::: Source material
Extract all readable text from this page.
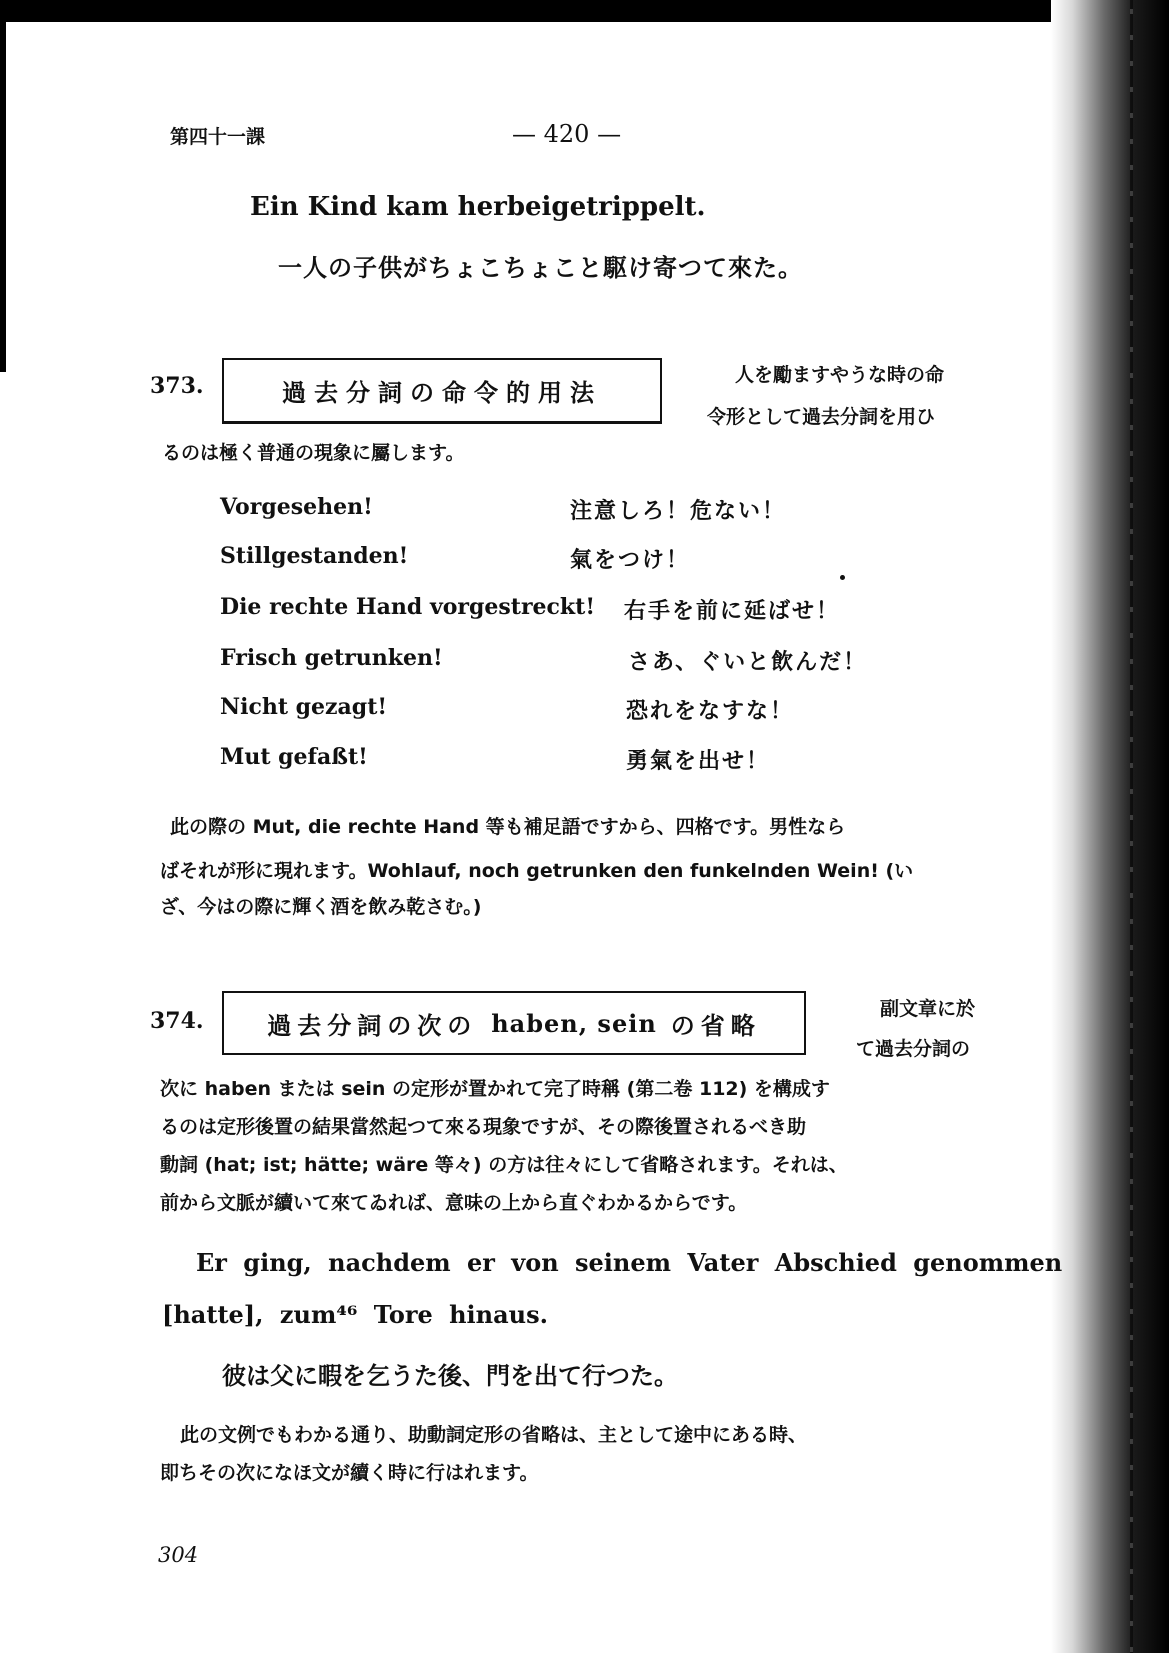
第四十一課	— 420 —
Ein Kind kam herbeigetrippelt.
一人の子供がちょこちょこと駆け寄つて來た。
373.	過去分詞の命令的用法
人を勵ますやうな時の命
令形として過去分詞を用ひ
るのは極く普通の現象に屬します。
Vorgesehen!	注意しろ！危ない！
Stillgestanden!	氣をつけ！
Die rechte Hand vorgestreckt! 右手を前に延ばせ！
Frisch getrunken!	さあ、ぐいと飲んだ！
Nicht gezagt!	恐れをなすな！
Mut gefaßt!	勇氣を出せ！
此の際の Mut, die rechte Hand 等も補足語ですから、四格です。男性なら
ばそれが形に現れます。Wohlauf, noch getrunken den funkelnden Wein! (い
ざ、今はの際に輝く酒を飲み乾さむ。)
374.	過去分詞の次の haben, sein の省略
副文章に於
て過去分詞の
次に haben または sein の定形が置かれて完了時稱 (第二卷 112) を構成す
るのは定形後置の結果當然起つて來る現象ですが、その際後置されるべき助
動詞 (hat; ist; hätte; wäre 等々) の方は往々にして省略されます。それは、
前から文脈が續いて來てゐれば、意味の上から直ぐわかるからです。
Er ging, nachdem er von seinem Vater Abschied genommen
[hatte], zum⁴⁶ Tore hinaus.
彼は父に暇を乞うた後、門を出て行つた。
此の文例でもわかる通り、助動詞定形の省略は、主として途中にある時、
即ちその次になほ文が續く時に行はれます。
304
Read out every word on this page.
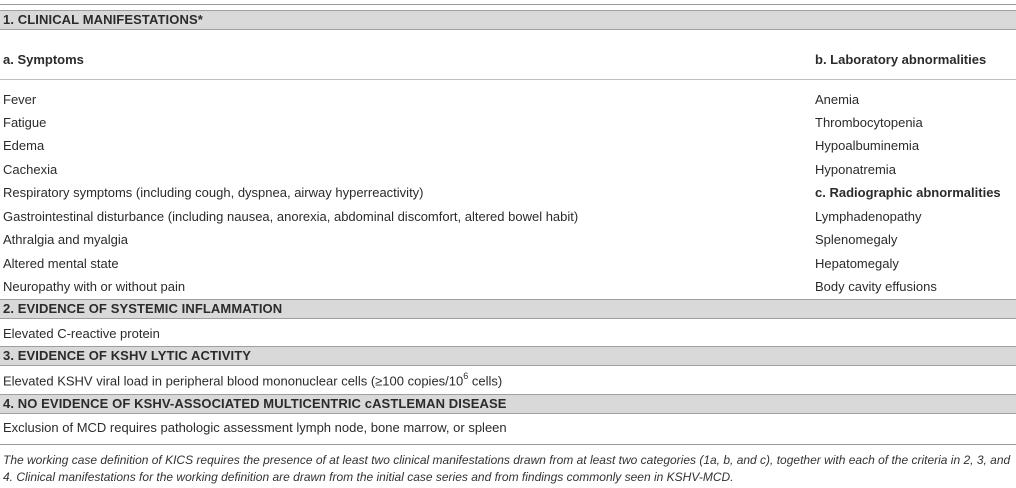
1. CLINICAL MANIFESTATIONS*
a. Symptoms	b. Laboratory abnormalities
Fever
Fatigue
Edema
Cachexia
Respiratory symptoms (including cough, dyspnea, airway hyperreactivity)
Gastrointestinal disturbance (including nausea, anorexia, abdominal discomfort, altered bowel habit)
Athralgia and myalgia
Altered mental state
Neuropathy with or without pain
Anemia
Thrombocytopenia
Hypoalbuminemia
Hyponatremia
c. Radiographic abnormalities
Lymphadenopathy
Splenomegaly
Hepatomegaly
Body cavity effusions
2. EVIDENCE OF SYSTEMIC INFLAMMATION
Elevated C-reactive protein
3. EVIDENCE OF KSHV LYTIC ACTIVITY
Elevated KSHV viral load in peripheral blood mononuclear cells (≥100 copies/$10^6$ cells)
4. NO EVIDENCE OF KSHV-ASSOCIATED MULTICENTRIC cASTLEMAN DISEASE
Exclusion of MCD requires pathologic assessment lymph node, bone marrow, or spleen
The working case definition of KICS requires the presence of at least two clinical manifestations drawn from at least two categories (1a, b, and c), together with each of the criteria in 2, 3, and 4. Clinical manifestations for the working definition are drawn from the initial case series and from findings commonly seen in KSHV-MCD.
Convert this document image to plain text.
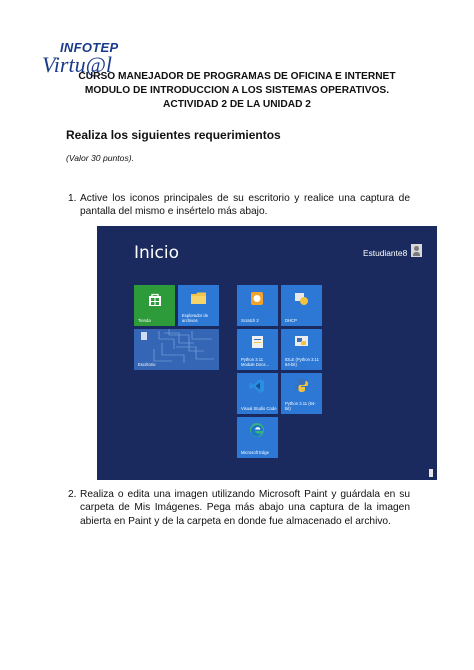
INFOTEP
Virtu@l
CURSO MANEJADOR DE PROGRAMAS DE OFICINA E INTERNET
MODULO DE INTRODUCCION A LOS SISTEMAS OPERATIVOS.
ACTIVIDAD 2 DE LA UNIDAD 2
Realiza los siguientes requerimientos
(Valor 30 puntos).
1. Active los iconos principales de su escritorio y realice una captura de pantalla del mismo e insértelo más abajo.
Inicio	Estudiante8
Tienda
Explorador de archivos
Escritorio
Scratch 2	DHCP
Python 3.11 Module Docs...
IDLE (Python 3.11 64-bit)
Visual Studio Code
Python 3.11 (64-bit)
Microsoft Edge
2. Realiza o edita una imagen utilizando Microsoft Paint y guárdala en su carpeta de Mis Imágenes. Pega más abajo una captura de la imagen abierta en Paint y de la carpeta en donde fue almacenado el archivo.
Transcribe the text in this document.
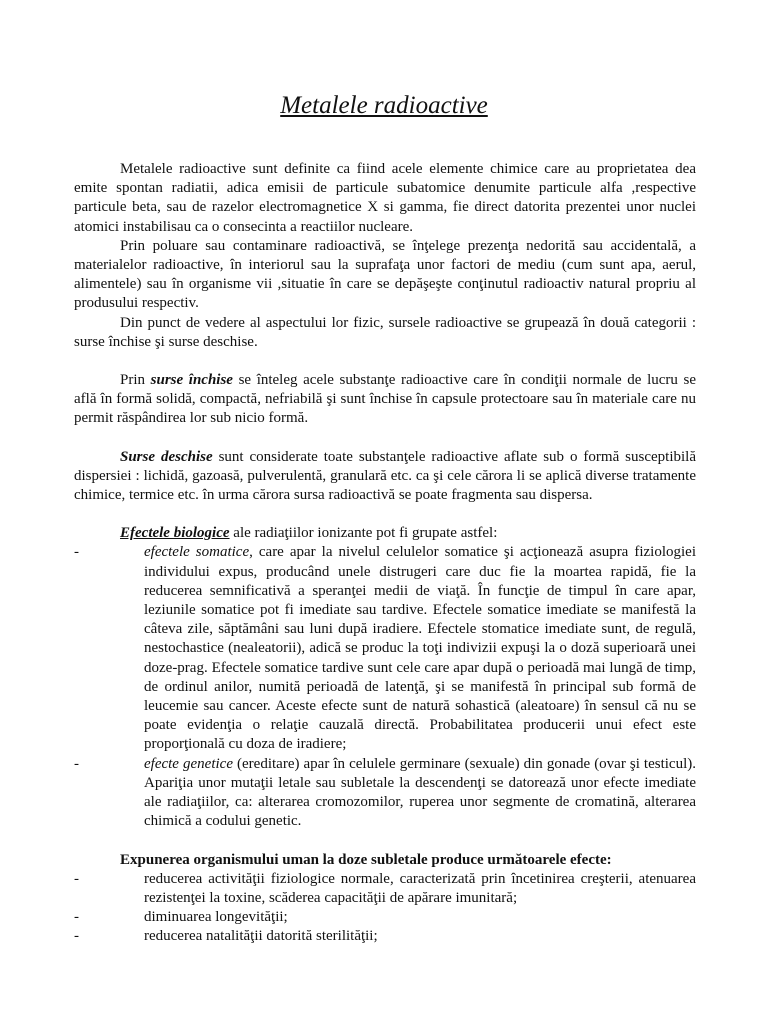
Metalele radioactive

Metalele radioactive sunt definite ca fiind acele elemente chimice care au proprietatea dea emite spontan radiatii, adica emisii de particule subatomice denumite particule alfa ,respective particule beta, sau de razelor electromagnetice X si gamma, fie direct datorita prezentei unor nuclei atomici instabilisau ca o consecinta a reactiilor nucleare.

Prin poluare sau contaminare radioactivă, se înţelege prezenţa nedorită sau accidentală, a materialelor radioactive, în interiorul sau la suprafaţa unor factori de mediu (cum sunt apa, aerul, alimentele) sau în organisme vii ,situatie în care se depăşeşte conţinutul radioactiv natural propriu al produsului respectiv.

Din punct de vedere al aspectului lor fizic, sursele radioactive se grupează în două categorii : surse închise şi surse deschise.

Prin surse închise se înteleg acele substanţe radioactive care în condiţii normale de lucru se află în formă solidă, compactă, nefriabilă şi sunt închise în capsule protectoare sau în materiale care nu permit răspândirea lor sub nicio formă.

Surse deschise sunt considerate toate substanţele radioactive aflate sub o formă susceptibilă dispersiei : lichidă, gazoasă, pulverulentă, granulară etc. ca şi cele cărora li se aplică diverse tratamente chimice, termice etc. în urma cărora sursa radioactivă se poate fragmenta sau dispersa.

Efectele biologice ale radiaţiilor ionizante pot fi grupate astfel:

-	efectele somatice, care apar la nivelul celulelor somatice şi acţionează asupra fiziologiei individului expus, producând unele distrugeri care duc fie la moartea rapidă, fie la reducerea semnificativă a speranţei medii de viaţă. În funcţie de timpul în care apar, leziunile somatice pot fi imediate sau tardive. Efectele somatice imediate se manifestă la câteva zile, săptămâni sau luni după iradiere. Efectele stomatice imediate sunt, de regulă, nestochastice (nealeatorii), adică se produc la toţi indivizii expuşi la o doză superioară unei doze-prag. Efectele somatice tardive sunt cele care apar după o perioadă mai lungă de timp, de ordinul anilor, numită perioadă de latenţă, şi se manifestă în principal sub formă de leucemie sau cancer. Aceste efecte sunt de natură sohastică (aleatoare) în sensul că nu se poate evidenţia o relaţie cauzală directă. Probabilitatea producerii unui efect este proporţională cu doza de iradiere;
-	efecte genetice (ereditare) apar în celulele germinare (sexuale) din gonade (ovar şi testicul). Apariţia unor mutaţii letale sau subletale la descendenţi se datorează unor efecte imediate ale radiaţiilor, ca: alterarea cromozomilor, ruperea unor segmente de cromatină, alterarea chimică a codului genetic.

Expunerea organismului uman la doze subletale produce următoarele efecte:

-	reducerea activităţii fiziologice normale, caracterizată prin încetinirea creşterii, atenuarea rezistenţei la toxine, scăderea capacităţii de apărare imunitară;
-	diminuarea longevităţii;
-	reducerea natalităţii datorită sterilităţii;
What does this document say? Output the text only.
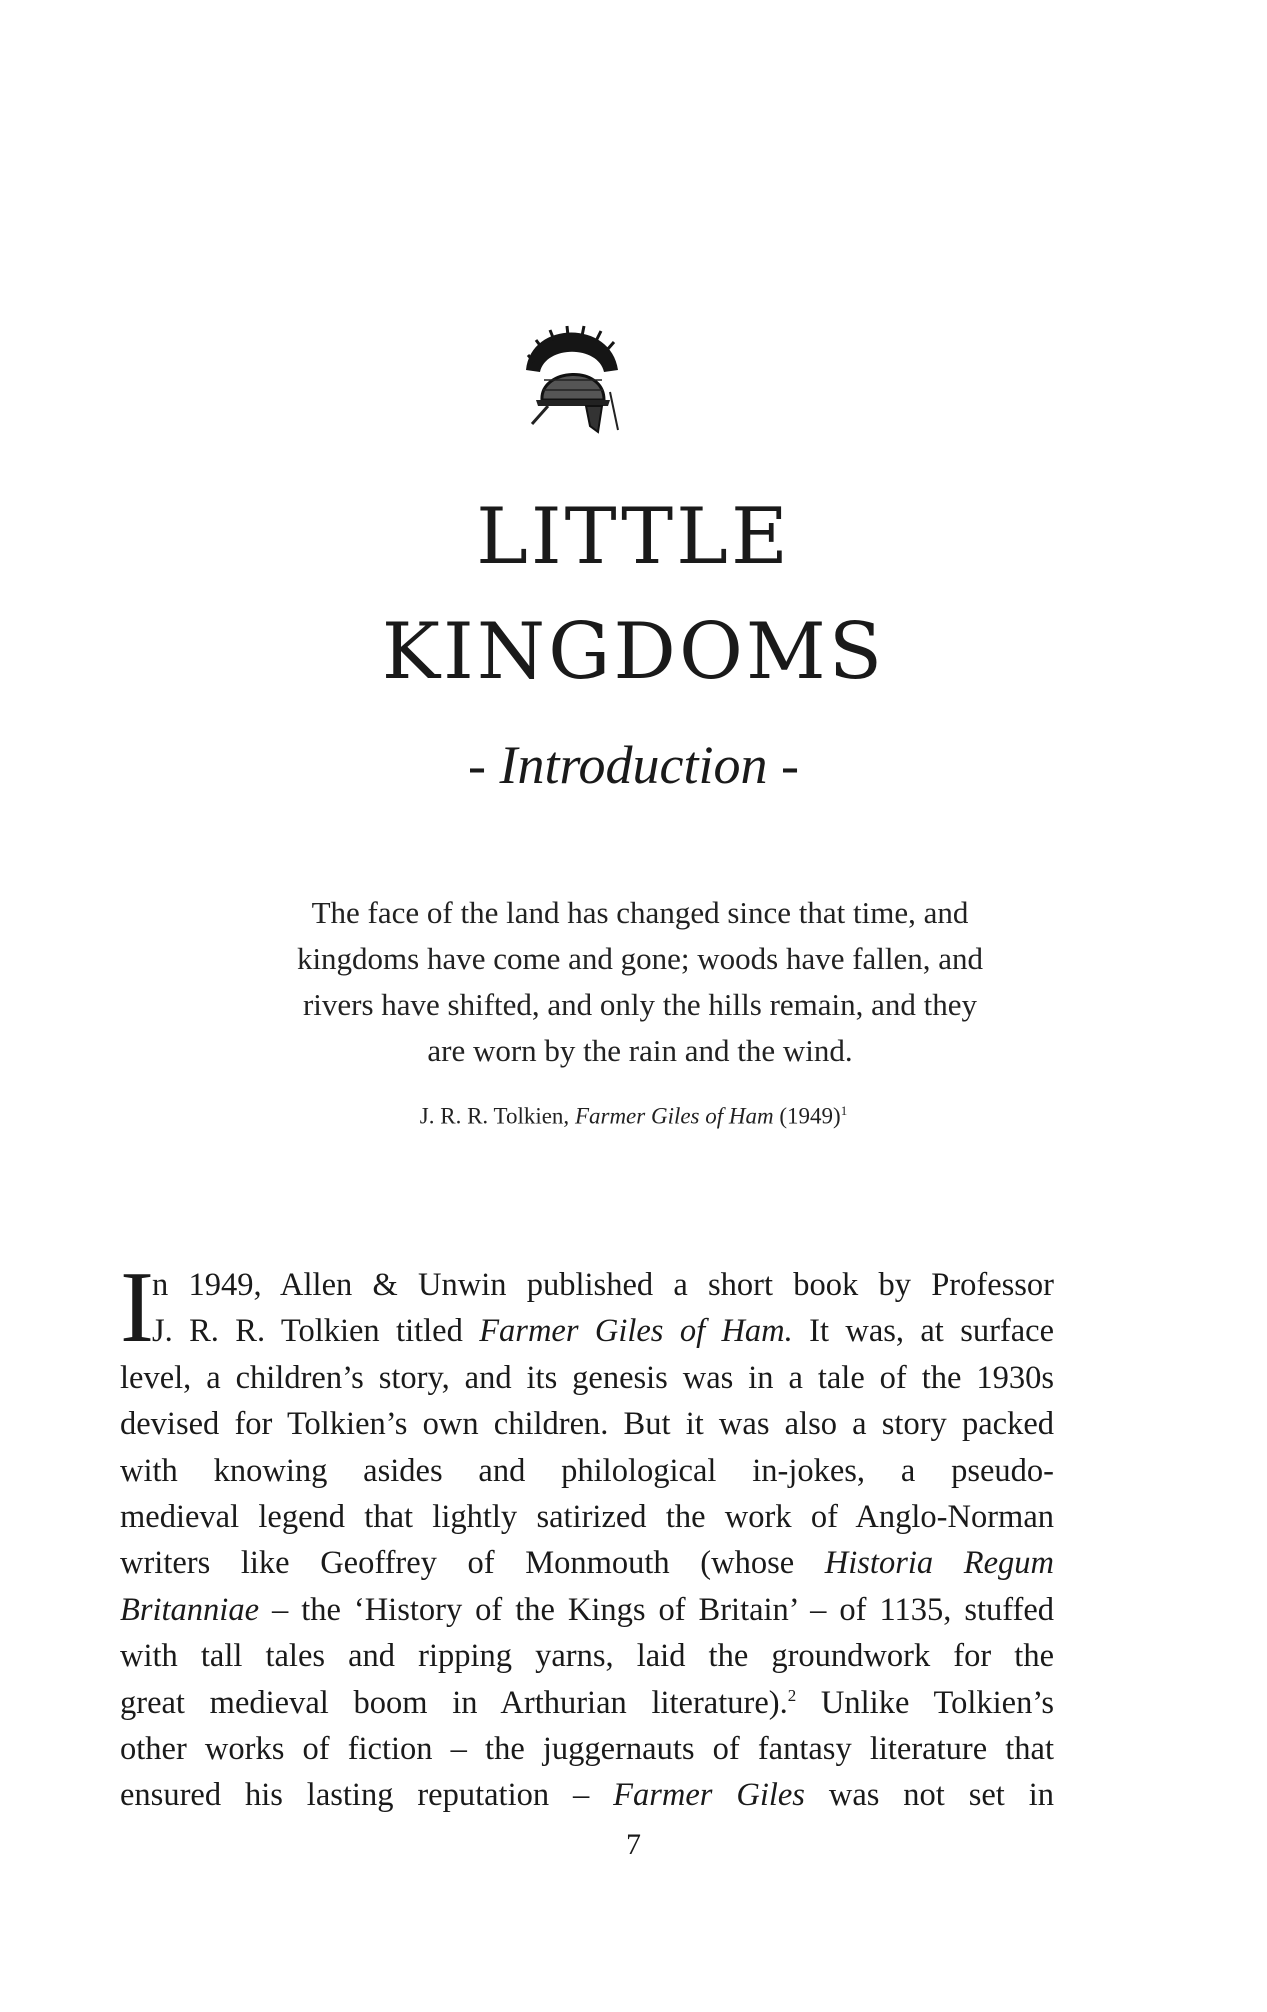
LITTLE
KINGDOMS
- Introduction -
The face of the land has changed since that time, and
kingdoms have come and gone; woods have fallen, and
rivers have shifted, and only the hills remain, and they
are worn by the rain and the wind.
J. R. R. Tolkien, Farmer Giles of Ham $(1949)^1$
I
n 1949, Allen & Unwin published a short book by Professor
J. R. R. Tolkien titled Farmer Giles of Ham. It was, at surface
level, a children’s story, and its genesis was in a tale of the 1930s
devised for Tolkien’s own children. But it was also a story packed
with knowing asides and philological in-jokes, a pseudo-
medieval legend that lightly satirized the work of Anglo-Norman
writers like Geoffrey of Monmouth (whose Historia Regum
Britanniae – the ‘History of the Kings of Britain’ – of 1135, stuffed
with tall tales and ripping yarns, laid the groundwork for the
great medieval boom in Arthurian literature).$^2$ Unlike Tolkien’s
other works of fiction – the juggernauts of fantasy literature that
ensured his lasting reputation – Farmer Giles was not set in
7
::::::
What you should do: Please return every line of the records that contains the word "children".

Output for this exercise:
level, a children’s story, and its genesis was in a tale of the 1930s
devised for Tolkien’s own children. But it was also a story packed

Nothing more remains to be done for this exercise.